Task objective >>
Give a verbatim quotation of every record.

Records for this exercise >>
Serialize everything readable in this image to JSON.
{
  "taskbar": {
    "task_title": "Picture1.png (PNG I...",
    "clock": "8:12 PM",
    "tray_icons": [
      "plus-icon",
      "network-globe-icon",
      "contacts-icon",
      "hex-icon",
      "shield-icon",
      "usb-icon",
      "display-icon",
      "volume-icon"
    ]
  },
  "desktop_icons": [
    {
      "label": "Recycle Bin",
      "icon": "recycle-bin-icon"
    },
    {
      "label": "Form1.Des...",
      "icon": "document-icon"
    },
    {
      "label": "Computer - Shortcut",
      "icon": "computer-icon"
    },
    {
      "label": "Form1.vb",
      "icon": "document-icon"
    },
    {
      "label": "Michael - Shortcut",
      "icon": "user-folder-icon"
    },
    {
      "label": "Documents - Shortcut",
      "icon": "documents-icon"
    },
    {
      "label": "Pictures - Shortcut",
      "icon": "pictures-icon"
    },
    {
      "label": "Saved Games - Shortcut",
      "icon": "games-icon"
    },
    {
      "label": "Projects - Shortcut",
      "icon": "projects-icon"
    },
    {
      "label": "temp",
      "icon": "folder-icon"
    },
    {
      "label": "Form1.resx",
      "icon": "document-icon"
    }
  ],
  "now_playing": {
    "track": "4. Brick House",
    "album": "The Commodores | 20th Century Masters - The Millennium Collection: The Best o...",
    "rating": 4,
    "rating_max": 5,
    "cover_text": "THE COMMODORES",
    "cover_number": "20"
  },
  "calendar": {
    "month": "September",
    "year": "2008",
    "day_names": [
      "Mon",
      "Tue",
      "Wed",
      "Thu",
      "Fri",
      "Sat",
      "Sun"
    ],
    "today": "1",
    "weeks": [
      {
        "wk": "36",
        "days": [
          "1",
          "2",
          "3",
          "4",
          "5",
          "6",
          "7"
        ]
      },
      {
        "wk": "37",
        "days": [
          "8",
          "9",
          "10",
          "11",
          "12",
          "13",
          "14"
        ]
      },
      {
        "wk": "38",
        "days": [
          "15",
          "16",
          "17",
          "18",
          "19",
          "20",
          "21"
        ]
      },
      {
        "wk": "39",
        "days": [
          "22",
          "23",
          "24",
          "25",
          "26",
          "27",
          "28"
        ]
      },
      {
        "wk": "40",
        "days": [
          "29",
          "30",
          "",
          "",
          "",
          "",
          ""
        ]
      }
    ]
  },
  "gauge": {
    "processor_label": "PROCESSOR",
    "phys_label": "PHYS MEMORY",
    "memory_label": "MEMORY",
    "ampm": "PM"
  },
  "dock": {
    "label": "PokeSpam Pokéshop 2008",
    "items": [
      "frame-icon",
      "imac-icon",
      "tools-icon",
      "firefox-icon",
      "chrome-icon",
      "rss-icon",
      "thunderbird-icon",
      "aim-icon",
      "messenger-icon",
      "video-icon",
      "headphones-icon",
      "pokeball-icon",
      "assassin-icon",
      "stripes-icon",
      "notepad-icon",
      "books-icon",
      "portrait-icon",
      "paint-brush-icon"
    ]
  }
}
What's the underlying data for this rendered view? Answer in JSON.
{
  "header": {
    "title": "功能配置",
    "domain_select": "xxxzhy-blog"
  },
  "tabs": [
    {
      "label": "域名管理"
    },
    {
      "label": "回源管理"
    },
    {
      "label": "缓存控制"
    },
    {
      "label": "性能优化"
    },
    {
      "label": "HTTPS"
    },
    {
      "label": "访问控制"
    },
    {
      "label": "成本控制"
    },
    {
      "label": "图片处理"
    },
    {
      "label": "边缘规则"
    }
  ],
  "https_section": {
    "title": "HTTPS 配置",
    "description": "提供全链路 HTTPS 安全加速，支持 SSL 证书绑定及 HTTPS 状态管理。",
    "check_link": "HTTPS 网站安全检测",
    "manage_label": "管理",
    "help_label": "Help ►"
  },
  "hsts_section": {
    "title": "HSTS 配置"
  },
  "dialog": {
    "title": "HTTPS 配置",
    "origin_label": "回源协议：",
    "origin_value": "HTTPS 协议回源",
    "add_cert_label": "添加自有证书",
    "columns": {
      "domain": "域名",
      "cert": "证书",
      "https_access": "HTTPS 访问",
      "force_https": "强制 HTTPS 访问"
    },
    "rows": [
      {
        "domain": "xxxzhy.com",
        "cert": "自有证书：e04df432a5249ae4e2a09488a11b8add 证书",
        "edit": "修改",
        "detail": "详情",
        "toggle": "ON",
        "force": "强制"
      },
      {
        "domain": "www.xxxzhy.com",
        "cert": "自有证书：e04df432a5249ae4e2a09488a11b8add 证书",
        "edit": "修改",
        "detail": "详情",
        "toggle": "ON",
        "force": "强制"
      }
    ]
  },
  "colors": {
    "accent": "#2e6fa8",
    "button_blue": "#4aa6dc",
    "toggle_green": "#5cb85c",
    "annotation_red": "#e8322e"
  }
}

Answer >>
Serialize everything readable in this image to JSON.
{
  "taskbar": {
    "task_title": "Picture1.png (PNG I...",
    "clock": "8:12 PM",
    "tray_icons": [
      "plus-icon",
      "network-globe-icon",
      "contacts-icon",
      "hex-icon",
      "shield-icon",
      "usb-icon",
      "display-icon",
      "volume-icon"
    ]
  },
  "desktop_icons": [
    {
      "label": "Recycle Bin",
      "icon": "recycle-bin-icon"
    },
    {
      "label": "Form1.Des...",
      "icon": "document-icon"
    },
    {
      "label": "Computer - Shortcut",
      "icon": "computer-icon"
    },
    {
      "label": "Form1.vb",
      "icon": "document-icon"
    },
    {
      "label": "Michael - Shortcut",
      "icon": "user-folder-icon"
    },
    {
      "label": "Documents - Shortcut",
      "icon": "documents-icon"
    },
    {
      "label": "Pictures - Shortcut",
      "icon": "pictures-icon"
    },
    {
      "label": "Saved Games - Shortcut",
      "icon": "games-icon"
    },
    {
      "label": "Projects - Shortcut",
      "icon": "projects-icon"
    },
    {
      "label": "temp",
      "icon": "folder-icon"
    },
    {
      "label": "Form1.resx",
      "icon": "document-icon"
    }
  ],
  "now_playing": {
    "track": "4. Brick House",
    "album": "The Commodores | 20th Century Masters - The Millennium Collection: The Best o...",
    "rating": 4,
    "rating_max": 5,
    "cover_text": "THE COMMODORES",
    "cover_number": "20"
  },
  "calendar": {
    "month": "September",
    "year": "2008",
    "day_names": [
      "Mon",
      "Tue",
      "Wed",
      "Thu",
      "Fri",
      "Sat",
      "Sun"
    ],
    "today": "1",
    "weeks": [
      {
        "wk": "36",
        "days": [
          "1",
          "2",
          "3",
          "4",
          "5",
          "6",
          "7"
        ]
      },
      {
        "wk": "37",
        "days": [
          "8",
          "9",
          "10",
          "11",
          "12",
          "13",
          "14"
        ]
      },
      {
        "wk": "38",
        "days": [
          "15",
          "16",
          "17",
          "18",
          "19",
          "20",
          "21"
        ]
      },
      {
        "wk": "39",
        "days": [
          "22",
          "23",
          "24",
          "25",
          "26",
          "27",
          "28"
        ]
      },
      {
        "wk": "40",
        "days": [
          "29",
          "30",
          "",
          "",
          "",
          "",
          ""
        ]
      }
    ]
  },
  "gauge": {
    "processor_label": "PROCESSOR",
    "phys_label": "PHYS MEMORY",
    "memory_label": "MEMORY",
    "ampm": "PM"
  },
  "dock": {
    "label": "PokeSpam Pokéshop 2008",
    "items": [
      "frame-icon",
      "imac-icon",
      "tools-icon",
      "firefox-icon",
      "chrome-icon",
      "rss-icon",
      "thunderbird-icon",
      "aim-icon",
      "messenger-icon",
      "video-icon",
      "headphones-icon",
      "pokeball-icon",
      "assassin-icon",
      "stripes-icon",
      "notepad-icon",
      "books-icon",
      "portrait-icon",
      "paint-brush-icon"
    ]
  }
}
What's the underlying data for this rendered view? Answer in JSON.
{
  "header": {
    "title": "功能配置",
    "domain_select": "xxxzhy-blog"
  },
  "tabs": [
    {
      "label": "域名管理"
    },
    {
      "label": "回源管理"
    },
    {
      "label": "缓存控制"
    },
    {
      "label": "性能优化"
    },
    {
      "label": "HTTPS"
    },
    {
      "label": "访问控制"
    },
    {
      "label": "成本控制"
    },
    {
      "label": "图片处理"
    },
    {
      "label": "边缘规则"
    }
  ],
  "https_section": {
    "title": "HTTPS 配置",
    "description": "提供全链路 HTTPS 安全加速，支持 SSL 证书绑定及 HTTPS 状态管理。",
    "check_link": "HTTPS 网站安全检测",
    "manage_label": "管理",
    "help_label": "Help ►"
  },
  "hsts_section": {
    "title": "HSTS 配置"
  },
  "dialog": {
    "title": "HTTPS 配置",
    "origin_label": "回源协议：",
    "origin_value": "HTTPS 协议回源",
    "add_cert_label": "添加自有证书",
    "columns": {
      "domain": "域名",
      "cert": "证书",
      "https_access": "HTTPS 访问",
      "force_https": "强制 HTTPS 访问"
    },
    "rows": [
      {
        "domain": "xxxzhy.com",
        "cert": "自有证书：e04df432a5249ae4e2a09488a11b8add 证书",
        "edit": "修改",
        "detail": "详情",
        "toggle": "ON",
        "force": "强制"
      },
      {
        "domain": "www.xxxzhy.com",
        "cert": "自有证书：e04df432a5249ae4e2a09488a11b8add 证书",
        "edit": "修改",
        "detail": "详情",
        "toggle": "ON",
        "force": "强制"
      }
    ]
  },
  "colors": {
    "accent": "#2e6fa8",
    "button_blue": "#4aa6dc",
    "toggle_green": "#5cb85c",
    "annotation_red": "#e8322e"
  }
}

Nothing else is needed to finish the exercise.